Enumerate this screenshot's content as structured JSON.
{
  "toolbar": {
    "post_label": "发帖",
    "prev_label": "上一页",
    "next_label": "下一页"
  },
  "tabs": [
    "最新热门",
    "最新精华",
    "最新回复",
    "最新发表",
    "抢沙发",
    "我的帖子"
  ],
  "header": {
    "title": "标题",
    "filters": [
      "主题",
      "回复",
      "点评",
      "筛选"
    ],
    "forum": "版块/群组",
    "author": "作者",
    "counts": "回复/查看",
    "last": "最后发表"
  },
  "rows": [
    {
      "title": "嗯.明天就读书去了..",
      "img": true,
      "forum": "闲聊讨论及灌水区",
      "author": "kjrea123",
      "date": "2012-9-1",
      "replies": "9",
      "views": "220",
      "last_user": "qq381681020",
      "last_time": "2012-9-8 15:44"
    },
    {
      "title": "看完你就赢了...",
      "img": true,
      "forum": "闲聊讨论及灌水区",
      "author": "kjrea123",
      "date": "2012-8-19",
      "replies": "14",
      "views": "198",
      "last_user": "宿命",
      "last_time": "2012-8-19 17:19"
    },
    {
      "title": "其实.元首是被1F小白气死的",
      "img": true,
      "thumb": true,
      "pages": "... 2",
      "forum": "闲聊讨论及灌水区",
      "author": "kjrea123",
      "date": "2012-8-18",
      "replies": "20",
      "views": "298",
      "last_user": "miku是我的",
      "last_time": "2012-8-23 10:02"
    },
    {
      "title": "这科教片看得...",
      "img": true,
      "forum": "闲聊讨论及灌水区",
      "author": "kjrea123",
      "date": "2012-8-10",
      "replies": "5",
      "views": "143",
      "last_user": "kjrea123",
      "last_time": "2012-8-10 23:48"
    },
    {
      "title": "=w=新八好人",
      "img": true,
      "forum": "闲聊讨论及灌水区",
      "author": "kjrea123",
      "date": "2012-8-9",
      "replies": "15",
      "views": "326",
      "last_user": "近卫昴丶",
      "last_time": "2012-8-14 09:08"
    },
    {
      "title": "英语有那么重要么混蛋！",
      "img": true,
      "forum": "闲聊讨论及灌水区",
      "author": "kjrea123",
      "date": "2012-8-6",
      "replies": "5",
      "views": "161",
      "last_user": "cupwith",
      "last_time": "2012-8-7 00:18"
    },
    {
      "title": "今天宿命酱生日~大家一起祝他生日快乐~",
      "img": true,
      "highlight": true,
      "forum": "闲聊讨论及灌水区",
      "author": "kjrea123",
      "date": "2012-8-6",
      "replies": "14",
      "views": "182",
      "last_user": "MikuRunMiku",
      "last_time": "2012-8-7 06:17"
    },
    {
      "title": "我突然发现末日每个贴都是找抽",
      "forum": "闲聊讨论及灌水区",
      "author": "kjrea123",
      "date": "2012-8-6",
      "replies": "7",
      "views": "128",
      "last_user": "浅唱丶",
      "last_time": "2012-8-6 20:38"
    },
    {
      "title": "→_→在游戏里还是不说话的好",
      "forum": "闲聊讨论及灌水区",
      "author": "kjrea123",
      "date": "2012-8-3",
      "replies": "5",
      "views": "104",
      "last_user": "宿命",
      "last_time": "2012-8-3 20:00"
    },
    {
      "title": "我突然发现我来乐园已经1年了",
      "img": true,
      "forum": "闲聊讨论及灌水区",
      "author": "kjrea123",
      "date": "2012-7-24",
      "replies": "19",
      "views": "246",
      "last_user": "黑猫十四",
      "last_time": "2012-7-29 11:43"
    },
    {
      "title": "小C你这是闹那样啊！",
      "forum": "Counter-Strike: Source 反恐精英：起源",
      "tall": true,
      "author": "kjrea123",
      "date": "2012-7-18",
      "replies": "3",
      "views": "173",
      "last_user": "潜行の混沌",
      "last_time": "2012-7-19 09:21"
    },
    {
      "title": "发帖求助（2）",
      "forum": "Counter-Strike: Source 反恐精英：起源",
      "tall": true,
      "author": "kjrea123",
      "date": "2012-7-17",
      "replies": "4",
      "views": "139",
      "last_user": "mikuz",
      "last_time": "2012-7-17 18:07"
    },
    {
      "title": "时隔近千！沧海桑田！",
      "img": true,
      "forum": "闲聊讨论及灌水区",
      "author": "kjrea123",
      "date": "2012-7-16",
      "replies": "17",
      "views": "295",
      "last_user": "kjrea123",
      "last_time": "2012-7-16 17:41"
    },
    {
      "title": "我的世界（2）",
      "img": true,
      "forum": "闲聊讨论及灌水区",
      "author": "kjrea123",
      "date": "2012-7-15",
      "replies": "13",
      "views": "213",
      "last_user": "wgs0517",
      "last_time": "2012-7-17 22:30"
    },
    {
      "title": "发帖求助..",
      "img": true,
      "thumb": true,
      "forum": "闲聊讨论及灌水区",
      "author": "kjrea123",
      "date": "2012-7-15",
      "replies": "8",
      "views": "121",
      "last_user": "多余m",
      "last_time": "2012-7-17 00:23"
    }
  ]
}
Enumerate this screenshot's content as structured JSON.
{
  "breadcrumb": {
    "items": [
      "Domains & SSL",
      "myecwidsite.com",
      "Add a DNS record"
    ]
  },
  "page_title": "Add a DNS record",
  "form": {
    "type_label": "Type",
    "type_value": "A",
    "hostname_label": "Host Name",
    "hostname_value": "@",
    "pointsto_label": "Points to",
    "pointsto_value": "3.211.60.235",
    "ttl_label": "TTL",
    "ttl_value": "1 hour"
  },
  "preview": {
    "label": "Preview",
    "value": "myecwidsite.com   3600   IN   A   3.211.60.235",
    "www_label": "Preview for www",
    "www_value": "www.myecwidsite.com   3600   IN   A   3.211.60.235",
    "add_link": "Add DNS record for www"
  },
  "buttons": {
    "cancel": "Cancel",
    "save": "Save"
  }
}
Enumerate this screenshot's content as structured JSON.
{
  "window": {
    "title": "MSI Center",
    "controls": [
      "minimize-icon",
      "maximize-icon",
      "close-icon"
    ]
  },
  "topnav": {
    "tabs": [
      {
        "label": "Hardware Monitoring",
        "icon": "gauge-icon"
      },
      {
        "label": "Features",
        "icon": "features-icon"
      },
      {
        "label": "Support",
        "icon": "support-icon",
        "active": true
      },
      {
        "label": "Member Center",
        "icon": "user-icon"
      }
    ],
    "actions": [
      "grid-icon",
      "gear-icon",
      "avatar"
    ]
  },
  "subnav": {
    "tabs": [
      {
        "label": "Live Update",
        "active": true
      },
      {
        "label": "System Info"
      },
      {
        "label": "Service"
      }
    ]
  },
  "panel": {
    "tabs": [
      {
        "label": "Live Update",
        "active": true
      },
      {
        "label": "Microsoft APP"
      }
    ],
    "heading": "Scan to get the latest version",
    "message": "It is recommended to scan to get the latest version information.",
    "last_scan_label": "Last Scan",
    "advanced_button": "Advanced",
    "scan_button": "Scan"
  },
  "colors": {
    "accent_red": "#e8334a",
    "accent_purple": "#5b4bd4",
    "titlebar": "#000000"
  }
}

◇ ◇ ◇ ◇ ◇ ◇ ◇

Look through the records and count each line that holds "latest". Write only the total.

* [Result of the task]
2